[Entries taken from a collection]
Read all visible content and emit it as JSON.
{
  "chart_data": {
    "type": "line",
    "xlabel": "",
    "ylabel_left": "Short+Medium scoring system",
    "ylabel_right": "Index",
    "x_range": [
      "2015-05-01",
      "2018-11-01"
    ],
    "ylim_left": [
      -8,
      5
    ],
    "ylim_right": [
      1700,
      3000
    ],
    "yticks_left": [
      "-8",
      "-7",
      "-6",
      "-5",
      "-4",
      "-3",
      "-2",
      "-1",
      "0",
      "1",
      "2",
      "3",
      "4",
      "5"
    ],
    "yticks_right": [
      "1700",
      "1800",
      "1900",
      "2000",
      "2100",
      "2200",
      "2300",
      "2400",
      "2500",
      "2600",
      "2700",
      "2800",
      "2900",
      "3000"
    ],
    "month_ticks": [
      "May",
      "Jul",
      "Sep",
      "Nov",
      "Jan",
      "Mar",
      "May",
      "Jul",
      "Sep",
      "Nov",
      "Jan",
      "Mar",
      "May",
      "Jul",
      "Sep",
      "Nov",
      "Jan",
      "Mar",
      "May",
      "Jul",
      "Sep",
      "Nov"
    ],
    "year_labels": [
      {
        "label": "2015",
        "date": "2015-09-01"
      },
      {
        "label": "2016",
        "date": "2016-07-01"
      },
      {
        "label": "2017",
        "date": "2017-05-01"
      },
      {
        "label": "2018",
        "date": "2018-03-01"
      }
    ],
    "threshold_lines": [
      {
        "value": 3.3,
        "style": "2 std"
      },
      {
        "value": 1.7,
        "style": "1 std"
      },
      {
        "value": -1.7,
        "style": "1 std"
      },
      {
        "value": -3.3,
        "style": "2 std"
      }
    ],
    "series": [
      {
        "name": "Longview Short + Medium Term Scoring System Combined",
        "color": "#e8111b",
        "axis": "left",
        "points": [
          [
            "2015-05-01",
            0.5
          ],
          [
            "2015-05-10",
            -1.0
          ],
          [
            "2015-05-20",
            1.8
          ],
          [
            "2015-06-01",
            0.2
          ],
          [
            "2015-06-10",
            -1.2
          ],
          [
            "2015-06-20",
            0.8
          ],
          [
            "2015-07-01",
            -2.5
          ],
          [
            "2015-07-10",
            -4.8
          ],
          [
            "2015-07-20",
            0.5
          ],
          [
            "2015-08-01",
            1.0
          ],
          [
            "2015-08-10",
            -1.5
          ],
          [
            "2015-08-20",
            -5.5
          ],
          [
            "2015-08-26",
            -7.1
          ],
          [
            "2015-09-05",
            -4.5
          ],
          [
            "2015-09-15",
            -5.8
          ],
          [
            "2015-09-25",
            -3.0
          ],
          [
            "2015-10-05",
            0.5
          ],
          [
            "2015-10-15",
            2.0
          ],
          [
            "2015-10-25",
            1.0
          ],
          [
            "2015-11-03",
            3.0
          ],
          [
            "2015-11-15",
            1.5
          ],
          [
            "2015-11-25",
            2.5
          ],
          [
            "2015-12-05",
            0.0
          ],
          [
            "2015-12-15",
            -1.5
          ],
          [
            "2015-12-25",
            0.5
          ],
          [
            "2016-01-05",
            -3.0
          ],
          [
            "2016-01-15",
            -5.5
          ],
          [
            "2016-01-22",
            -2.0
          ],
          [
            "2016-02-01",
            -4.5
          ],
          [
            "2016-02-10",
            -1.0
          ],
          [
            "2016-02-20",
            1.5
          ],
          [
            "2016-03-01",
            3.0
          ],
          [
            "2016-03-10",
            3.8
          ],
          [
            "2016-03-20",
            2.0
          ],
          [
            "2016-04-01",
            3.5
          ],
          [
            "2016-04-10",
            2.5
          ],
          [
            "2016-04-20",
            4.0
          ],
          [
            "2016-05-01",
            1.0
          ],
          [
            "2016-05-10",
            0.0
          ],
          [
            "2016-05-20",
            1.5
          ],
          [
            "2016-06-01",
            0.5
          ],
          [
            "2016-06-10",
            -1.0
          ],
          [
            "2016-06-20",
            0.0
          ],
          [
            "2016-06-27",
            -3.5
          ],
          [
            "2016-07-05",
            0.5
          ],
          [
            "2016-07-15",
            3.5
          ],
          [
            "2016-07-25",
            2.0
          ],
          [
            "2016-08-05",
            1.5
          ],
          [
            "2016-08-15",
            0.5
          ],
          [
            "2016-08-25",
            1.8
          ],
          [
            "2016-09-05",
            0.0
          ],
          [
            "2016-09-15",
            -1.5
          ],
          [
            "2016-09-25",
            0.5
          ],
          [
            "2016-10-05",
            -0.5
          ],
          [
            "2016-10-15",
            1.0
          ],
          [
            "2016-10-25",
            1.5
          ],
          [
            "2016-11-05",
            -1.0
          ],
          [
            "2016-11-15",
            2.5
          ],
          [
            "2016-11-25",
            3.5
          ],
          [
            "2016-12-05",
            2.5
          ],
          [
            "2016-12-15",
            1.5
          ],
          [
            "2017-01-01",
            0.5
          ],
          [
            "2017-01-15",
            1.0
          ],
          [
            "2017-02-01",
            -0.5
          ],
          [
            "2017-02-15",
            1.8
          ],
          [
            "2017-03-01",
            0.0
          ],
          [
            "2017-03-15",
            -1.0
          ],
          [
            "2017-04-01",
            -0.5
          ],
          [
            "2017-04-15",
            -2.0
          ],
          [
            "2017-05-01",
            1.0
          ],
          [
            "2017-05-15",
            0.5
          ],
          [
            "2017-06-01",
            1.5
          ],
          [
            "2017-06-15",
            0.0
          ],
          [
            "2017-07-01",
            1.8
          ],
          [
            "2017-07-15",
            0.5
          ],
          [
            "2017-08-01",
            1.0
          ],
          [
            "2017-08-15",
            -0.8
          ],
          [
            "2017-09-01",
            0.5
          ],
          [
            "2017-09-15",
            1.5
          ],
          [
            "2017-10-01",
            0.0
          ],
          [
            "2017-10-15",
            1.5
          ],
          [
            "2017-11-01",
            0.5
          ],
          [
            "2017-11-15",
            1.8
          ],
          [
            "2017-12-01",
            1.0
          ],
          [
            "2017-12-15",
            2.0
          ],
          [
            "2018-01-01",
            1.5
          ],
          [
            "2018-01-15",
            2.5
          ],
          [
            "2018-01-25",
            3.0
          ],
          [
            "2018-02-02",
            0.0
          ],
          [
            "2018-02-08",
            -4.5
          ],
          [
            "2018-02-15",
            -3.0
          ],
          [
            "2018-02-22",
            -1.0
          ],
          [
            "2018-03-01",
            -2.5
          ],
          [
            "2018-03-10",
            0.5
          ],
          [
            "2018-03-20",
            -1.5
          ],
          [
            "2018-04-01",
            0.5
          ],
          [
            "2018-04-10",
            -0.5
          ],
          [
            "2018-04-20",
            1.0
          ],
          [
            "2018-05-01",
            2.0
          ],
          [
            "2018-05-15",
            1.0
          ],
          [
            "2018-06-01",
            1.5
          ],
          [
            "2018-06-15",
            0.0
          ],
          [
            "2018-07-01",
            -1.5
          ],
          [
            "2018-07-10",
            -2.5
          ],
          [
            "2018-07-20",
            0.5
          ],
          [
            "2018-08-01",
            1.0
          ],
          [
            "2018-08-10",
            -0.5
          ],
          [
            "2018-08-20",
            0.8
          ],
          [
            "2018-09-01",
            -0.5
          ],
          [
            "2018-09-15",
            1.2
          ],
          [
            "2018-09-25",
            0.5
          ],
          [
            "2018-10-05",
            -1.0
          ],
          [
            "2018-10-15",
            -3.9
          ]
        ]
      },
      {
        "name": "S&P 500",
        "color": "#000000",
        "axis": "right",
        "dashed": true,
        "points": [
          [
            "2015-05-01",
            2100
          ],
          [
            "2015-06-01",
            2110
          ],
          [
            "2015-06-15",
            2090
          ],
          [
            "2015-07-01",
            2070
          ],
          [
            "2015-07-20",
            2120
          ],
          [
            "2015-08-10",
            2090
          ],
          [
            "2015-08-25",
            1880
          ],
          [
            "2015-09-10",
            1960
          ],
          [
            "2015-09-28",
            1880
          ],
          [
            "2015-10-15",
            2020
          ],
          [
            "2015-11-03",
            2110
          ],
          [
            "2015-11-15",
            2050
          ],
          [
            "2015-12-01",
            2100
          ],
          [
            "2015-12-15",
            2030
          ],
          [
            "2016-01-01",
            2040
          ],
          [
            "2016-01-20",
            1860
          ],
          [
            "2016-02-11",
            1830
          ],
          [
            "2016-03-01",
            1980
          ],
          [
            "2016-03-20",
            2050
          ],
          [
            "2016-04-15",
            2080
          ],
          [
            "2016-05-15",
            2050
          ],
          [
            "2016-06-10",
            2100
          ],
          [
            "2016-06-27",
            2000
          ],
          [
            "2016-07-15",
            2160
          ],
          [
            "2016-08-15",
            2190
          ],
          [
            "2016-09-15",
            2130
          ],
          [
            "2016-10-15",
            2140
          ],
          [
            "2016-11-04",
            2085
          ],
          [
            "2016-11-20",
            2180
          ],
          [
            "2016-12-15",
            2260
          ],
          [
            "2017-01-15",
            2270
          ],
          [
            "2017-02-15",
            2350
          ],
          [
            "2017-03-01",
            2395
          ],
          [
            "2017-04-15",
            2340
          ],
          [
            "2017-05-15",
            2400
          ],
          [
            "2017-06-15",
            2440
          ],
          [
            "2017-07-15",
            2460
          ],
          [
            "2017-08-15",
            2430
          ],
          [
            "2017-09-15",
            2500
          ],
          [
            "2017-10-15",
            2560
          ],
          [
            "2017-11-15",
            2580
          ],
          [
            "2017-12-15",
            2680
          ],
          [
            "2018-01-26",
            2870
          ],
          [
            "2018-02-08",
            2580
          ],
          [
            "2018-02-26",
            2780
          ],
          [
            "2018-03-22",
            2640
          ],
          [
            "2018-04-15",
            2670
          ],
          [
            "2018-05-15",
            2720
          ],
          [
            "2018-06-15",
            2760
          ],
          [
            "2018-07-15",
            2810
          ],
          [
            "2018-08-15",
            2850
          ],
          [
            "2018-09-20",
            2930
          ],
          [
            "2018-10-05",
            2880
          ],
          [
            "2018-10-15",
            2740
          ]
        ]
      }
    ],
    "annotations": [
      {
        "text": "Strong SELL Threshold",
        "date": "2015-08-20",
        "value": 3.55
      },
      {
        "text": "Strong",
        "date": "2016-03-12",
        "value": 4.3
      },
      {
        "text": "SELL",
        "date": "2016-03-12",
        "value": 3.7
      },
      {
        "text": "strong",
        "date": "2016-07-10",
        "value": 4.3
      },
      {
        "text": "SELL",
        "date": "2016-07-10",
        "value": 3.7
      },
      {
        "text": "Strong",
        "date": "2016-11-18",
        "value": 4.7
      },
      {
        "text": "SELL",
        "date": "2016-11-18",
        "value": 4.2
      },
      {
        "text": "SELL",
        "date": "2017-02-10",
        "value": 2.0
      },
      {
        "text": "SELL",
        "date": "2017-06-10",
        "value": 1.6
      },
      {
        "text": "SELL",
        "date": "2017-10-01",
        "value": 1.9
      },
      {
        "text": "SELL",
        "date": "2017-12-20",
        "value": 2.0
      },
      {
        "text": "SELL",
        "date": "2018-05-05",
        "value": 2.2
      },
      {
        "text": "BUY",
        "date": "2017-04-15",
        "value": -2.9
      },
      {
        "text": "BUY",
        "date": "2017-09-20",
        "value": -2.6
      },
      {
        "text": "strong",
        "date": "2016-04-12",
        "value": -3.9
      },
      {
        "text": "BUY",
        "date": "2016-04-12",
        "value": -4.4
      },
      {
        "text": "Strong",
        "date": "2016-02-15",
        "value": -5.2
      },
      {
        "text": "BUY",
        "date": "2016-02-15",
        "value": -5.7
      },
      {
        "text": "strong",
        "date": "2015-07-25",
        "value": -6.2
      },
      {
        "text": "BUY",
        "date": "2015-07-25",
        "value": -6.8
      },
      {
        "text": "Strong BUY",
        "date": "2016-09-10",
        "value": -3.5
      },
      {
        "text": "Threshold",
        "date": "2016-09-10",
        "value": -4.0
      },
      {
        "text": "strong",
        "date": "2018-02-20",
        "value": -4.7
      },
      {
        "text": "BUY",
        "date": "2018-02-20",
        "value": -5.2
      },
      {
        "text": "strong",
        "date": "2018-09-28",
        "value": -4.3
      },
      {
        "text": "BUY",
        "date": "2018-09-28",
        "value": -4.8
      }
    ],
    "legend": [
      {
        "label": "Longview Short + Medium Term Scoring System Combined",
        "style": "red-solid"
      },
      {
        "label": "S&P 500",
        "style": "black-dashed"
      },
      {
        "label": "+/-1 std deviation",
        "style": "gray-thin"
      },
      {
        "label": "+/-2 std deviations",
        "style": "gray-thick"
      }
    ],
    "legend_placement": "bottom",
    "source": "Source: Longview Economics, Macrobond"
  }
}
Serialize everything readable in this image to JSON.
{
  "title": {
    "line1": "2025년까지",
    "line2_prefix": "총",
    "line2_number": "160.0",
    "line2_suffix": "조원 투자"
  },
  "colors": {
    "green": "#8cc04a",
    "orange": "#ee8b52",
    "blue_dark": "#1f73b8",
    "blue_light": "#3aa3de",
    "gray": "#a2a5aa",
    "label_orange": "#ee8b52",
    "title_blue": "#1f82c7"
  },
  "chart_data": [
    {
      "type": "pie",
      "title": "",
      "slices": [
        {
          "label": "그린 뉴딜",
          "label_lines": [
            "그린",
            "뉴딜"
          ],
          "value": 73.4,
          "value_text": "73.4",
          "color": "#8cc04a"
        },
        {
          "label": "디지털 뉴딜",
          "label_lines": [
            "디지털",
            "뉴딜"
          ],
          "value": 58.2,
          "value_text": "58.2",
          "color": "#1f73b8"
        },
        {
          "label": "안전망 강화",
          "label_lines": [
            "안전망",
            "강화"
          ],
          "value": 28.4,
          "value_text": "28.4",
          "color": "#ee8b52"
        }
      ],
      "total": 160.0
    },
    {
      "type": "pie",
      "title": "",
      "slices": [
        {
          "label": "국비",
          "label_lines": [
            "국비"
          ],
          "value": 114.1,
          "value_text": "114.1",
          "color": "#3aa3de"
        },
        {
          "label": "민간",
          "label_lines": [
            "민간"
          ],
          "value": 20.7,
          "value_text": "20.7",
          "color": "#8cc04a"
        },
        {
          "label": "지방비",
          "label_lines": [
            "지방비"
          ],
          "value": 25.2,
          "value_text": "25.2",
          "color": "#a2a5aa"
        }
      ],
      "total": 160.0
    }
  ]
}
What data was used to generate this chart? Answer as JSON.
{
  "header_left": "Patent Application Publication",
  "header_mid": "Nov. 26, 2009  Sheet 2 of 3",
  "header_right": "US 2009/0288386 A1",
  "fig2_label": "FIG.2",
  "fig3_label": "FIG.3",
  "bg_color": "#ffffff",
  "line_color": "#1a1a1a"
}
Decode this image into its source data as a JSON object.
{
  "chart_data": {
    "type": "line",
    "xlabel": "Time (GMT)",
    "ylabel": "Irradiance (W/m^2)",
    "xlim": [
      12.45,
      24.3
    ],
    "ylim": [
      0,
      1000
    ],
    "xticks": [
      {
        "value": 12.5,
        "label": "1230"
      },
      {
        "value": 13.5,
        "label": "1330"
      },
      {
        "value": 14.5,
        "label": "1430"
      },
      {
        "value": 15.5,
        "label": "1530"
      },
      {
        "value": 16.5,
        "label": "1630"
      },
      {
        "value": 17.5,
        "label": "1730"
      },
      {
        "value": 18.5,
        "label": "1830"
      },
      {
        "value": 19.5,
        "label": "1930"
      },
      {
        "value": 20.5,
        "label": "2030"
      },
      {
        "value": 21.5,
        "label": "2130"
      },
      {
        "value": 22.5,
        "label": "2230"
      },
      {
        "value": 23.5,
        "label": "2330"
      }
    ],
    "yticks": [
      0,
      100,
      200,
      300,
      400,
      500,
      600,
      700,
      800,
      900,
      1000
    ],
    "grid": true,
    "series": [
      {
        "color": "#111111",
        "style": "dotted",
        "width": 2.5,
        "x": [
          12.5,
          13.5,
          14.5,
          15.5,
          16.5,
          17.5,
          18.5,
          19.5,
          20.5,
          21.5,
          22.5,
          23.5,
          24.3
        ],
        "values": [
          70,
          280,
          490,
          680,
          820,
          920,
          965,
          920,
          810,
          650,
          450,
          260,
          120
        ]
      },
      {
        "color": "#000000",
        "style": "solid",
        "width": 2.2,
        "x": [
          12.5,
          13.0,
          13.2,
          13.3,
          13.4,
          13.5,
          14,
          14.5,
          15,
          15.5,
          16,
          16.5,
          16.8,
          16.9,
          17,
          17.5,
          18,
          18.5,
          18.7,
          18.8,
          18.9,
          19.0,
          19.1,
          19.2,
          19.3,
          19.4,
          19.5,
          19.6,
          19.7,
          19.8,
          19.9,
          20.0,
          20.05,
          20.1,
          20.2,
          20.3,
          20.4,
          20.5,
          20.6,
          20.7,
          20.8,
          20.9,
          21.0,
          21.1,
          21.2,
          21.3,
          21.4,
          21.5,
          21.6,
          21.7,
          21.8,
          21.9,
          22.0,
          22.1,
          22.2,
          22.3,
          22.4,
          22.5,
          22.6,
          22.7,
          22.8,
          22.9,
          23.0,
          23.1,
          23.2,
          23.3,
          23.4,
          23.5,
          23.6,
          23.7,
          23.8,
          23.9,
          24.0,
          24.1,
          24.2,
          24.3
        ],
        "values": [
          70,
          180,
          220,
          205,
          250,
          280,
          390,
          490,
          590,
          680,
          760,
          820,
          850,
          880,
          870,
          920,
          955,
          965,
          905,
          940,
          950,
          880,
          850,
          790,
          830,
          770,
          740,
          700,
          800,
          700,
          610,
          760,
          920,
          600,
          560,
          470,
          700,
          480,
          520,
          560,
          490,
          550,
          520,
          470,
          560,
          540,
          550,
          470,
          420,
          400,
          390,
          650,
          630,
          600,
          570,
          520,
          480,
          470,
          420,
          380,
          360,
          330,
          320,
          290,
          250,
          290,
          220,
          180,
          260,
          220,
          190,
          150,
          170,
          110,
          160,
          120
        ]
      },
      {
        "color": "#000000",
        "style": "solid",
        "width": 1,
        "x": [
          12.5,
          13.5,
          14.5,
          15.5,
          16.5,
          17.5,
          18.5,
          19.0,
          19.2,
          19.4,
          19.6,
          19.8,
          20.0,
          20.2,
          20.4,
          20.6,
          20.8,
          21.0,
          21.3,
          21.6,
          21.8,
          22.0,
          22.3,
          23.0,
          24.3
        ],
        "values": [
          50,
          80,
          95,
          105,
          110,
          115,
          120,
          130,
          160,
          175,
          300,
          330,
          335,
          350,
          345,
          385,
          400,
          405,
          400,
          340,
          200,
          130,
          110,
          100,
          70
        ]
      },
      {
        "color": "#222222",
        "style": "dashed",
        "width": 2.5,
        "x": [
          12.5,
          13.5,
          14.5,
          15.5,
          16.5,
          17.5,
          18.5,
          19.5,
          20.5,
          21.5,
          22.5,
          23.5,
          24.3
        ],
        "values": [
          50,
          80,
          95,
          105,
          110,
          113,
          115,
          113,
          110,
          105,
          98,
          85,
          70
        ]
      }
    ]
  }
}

Exercise aim: In the records above, find each line holding "style" and copy it.

Solution to the problem:
        "style": "2 std"
        "style": "1 std"
        "style": "1 std"
        "style": "2 std"
        "style": "red-solid"
        "style": "black-dashed"
        "style": "gray-thin"
        "style": "gray-thick"
        "style": "dotted",
        "style": "solid",
        "style": "solid",
        "style": "dashed",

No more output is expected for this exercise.